What the exercise asks: Copy every line of the records below that holds the word "title".

Collected data entries:
<<<<

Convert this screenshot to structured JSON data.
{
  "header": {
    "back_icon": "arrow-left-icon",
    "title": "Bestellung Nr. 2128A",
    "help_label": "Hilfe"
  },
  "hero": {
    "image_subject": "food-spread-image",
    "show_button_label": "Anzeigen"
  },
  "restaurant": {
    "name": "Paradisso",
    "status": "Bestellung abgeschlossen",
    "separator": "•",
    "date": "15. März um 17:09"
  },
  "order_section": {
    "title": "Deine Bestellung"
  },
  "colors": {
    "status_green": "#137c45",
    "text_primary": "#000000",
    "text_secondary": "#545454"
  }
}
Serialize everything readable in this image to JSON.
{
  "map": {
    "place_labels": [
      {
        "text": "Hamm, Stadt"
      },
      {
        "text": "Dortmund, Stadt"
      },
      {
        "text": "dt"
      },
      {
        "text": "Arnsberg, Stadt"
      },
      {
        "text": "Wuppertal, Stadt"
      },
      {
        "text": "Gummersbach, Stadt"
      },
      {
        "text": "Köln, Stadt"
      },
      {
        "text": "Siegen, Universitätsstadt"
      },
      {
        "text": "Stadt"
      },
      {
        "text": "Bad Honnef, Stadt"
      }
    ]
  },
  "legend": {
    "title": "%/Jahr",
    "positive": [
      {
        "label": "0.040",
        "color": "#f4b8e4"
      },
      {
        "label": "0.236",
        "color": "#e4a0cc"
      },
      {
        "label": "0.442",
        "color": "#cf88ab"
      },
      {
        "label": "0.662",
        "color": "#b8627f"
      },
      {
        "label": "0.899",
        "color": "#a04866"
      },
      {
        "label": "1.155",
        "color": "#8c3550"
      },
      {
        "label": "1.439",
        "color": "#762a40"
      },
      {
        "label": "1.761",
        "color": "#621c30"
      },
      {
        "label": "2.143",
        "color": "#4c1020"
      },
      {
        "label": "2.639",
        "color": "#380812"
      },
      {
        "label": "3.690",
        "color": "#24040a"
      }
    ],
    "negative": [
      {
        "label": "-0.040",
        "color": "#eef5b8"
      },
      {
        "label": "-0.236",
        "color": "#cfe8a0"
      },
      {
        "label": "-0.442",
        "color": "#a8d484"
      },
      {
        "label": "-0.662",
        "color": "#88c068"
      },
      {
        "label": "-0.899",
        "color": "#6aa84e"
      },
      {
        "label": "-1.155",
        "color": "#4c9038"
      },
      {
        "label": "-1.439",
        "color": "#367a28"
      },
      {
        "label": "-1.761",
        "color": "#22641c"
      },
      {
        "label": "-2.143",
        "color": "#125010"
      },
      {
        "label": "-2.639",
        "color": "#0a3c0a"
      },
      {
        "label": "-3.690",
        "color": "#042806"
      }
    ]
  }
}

>>>>

Final result:
    "title": "Bestellung Nr. 2128A",
    "title": "Deine Bestellung"
    "title": "%/Jahr",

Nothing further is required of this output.